(Data items)

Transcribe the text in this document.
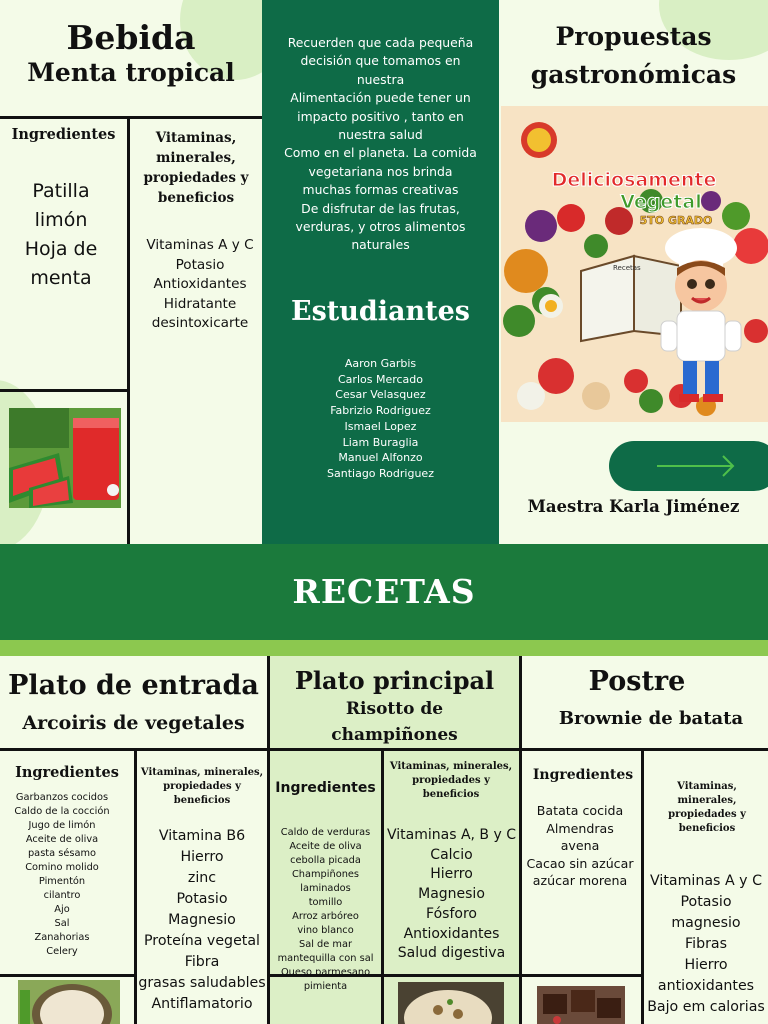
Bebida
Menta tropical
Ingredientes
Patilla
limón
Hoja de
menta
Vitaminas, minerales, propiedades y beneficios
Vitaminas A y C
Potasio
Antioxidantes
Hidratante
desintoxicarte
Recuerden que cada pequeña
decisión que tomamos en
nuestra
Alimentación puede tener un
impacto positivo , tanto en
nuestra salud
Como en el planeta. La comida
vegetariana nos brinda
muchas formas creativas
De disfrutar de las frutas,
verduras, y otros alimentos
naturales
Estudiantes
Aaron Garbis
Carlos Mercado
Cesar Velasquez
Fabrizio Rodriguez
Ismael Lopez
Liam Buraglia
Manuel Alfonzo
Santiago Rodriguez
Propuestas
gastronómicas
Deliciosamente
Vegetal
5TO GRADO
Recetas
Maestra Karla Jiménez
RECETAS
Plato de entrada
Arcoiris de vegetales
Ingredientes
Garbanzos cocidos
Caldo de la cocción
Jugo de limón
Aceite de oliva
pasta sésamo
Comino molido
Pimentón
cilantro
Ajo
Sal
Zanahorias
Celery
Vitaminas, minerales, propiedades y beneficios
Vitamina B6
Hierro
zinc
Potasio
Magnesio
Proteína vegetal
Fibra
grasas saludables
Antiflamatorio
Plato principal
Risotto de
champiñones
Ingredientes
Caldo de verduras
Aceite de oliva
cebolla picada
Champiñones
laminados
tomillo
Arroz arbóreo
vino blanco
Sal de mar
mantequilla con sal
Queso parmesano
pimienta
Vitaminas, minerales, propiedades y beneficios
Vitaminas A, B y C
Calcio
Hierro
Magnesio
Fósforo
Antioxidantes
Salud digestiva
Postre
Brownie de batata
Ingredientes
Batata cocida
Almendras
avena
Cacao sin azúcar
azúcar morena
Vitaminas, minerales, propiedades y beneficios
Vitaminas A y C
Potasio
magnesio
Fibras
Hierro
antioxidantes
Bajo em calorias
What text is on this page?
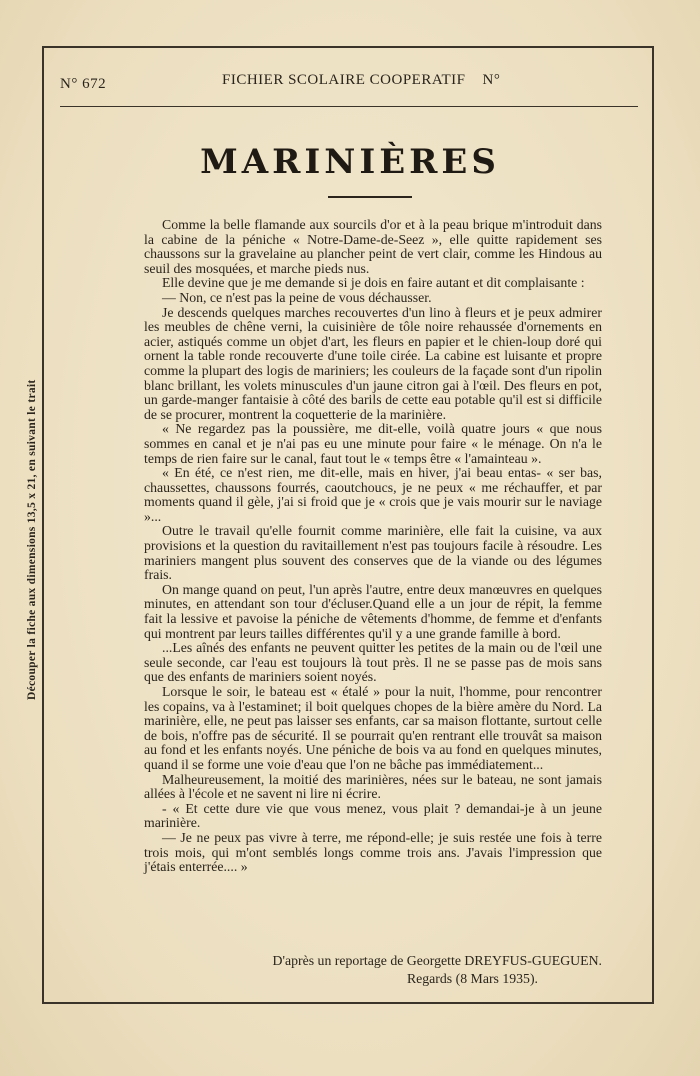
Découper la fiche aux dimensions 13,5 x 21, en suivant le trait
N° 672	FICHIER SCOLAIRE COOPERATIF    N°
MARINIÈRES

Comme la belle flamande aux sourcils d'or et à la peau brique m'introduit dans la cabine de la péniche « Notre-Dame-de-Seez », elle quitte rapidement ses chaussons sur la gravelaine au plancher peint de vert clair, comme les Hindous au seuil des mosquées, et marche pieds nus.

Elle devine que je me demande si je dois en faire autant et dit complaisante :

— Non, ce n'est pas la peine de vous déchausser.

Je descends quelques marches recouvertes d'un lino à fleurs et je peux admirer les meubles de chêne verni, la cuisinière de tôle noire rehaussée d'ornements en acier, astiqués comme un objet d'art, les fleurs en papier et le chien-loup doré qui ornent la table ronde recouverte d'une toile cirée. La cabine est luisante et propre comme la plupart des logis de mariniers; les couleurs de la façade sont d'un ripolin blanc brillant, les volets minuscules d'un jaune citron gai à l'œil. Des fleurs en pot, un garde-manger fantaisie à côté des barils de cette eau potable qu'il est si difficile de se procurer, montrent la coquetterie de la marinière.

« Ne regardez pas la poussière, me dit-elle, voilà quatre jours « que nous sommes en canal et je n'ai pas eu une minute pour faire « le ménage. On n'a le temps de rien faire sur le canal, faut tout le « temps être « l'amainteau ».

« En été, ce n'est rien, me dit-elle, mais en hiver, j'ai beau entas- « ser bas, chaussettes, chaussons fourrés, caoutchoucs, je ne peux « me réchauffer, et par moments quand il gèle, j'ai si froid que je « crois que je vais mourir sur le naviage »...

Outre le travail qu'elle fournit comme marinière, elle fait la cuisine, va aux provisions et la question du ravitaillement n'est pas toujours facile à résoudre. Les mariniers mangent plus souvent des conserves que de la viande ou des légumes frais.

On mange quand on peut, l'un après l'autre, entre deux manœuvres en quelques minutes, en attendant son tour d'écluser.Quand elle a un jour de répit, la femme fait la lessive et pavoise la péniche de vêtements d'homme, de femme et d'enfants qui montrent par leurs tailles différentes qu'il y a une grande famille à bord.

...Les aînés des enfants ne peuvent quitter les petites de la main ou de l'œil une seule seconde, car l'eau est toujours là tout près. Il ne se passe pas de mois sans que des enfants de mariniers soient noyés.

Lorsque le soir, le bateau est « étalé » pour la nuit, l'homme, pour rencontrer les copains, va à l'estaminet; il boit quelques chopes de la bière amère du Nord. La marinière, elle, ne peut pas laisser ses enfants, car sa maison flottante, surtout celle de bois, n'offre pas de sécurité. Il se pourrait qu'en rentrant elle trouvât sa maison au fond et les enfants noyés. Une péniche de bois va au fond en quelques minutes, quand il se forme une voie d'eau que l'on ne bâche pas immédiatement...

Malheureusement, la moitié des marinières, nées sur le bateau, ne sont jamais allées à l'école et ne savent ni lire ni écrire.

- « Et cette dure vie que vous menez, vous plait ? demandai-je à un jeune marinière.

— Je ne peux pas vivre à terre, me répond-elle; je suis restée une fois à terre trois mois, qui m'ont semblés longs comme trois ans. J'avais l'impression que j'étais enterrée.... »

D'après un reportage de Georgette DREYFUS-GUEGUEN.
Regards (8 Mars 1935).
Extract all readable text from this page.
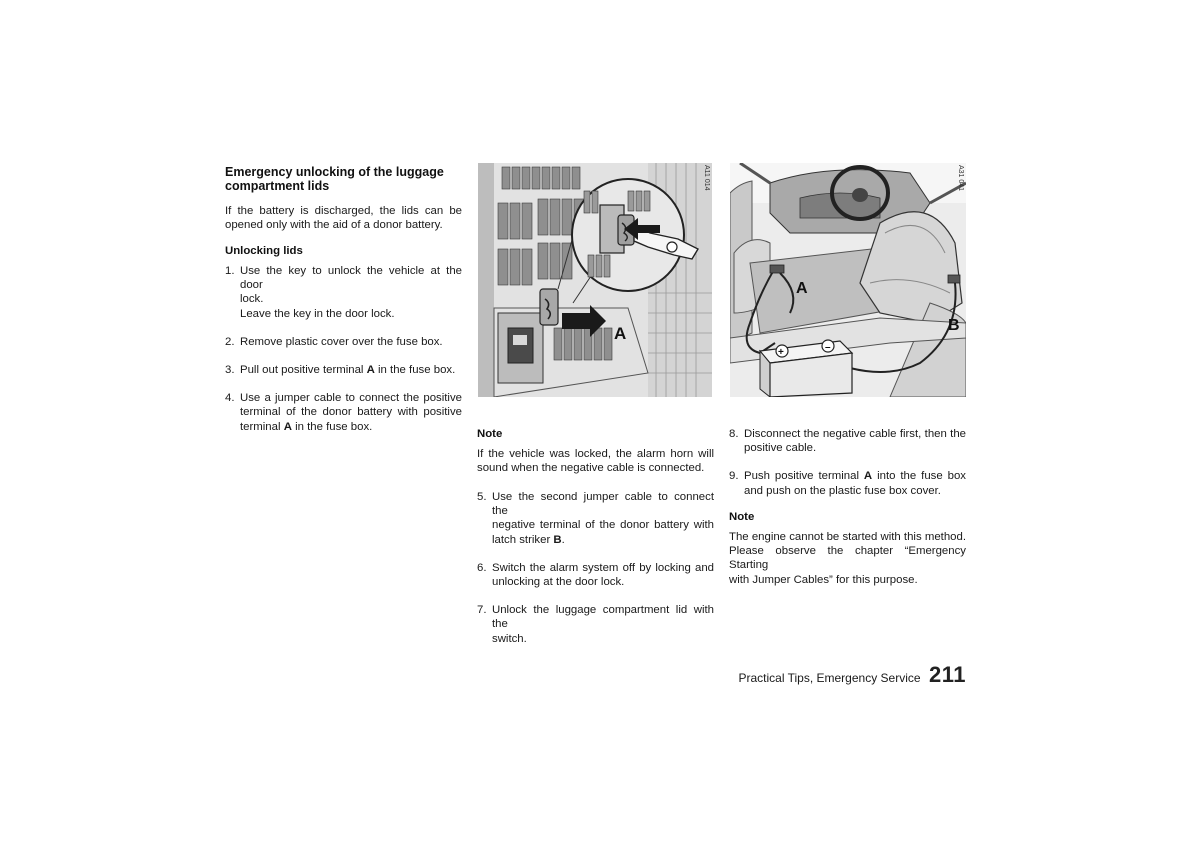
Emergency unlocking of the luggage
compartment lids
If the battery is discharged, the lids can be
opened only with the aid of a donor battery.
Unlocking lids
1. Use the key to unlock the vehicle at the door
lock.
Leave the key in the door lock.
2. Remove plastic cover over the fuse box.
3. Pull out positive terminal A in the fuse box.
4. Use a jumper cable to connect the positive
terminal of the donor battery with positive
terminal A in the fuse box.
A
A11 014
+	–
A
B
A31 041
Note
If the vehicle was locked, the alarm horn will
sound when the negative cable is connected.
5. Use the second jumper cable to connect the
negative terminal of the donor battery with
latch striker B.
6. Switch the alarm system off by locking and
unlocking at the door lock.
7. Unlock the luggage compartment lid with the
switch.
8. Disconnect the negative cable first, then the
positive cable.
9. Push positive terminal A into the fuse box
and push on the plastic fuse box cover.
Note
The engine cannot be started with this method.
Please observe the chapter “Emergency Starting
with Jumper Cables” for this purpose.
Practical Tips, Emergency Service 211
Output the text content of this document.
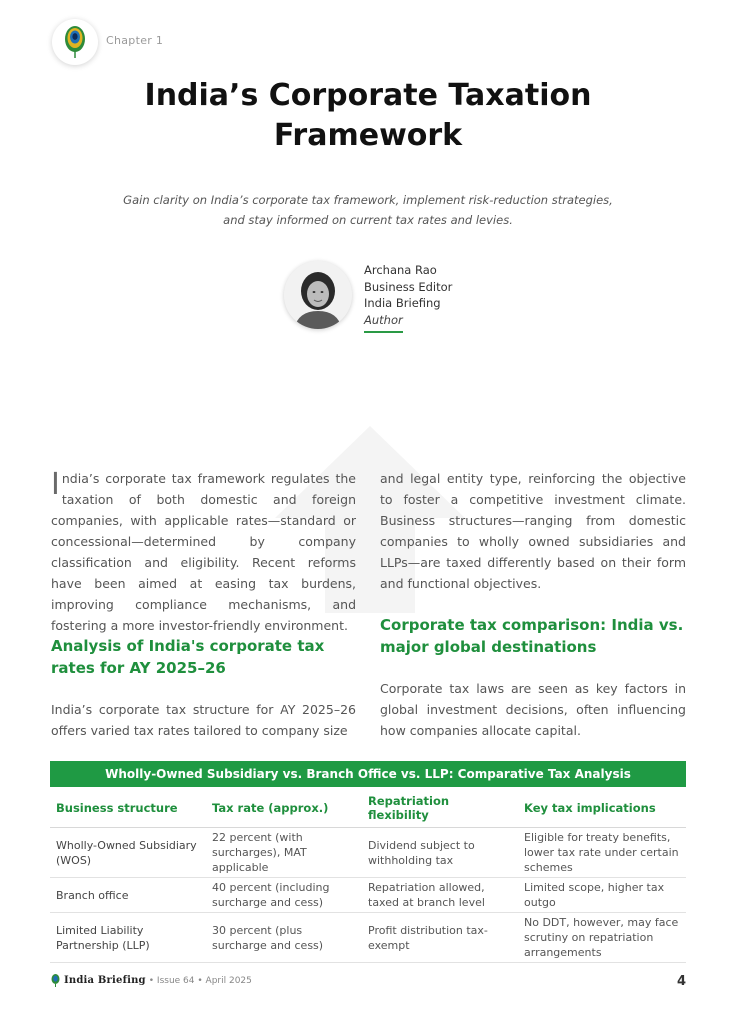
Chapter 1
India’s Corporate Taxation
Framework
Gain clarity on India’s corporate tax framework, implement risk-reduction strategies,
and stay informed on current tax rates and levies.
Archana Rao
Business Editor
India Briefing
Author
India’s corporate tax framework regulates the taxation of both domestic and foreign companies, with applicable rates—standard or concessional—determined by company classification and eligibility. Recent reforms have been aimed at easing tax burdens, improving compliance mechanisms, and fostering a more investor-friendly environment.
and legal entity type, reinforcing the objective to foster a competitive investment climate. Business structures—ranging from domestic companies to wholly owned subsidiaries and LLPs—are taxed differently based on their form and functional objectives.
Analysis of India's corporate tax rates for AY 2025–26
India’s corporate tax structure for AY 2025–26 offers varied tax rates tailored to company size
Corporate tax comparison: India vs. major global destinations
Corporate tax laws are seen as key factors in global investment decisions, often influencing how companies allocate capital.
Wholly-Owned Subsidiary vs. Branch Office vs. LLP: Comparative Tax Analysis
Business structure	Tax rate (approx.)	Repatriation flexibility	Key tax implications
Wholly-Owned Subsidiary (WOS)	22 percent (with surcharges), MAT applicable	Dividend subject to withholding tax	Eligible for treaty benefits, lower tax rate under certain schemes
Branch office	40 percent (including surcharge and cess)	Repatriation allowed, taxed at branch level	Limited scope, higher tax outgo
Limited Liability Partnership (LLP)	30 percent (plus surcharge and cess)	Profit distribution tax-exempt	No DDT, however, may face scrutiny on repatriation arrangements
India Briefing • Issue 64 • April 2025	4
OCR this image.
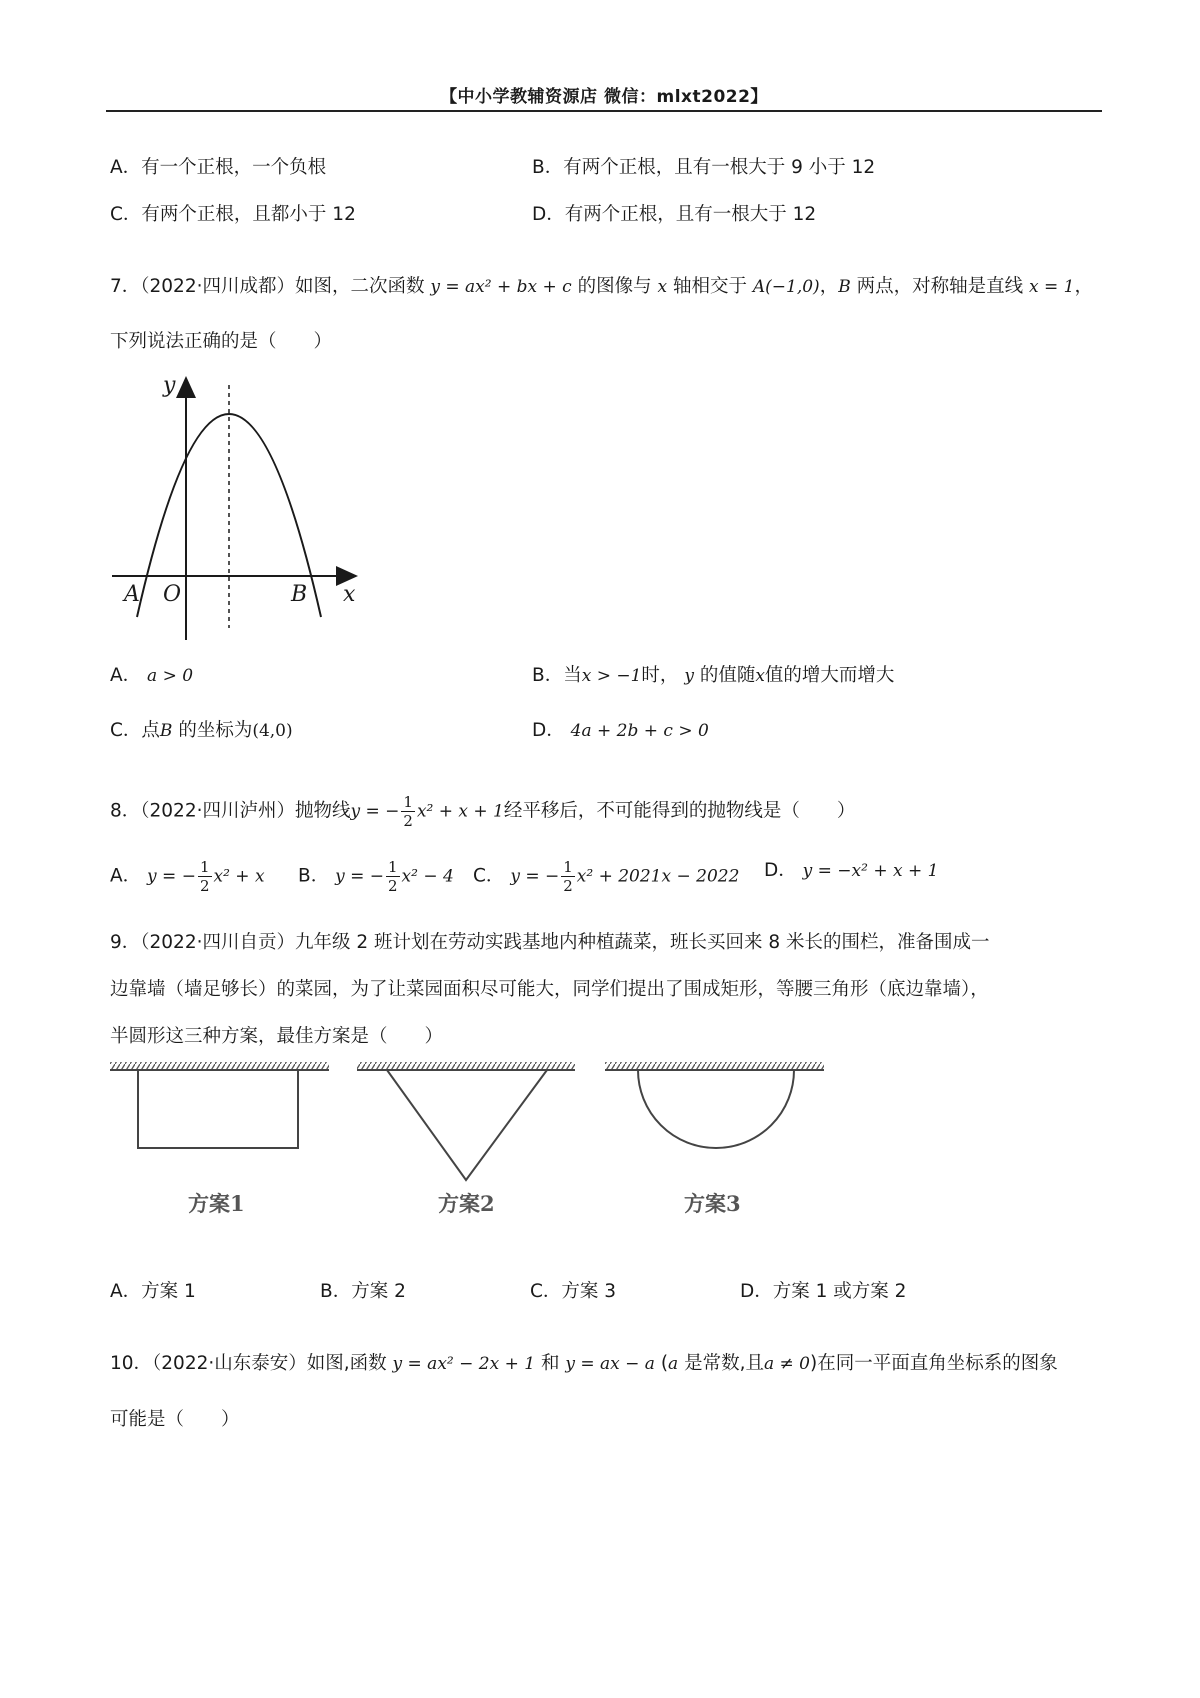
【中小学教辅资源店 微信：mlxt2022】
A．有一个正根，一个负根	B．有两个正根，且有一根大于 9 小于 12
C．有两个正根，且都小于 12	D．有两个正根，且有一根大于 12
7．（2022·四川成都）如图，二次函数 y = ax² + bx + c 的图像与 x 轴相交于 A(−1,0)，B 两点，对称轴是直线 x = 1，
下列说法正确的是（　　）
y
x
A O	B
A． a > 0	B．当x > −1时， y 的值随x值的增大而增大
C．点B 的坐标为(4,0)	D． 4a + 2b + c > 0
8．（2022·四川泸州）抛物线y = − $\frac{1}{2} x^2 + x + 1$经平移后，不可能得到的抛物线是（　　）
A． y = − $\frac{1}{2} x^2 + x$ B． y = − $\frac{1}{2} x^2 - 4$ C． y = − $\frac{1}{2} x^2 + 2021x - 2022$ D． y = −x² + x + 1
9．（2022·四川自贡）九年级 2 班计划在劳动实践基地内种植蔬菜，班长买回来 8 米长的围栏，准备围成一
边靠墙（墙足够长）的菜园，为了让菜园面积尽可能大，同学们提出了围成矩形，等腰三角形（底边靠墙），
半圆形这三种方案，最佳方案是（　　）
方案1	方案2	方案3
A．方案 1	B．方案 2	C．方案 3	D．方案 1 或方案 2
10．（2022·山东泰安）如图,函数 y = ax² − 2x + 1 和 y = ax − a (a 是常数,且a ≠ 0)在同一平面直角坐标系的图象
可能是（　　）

• [WRITTEN TASK]: Return every line from the records above that holds the word "pour".

• [IN RESPONSE]:
« Ne regardez pas la poussière, me dit-elle, voilà quatre jours « que nous sommes en canal et je n'ai pas eu une minute pour faire « le ménage. On n'a le temps de rien faire sur le canal, faut tout le « temps être « l'amainteau ».
Lorsque le soir, le bateau est « étalé » pour la nuit, l'homme, pour rencontrer les copains, va à l'estaminet; il boit quelques chopes de la bière amère du Nord. La marinière, elle, ne peut pas laisser ses enfants, car sa maison flottante, surtout celle de bois, n'offre pas de sécurité. Il se pourrait qu'en rentrant elle trouvât sa maison au fond et les enfants noyés. Une péniche de bois va au fond en quelques minutes, quand il se forme une voie d'eau que l'on ne bâche pas immédiatement...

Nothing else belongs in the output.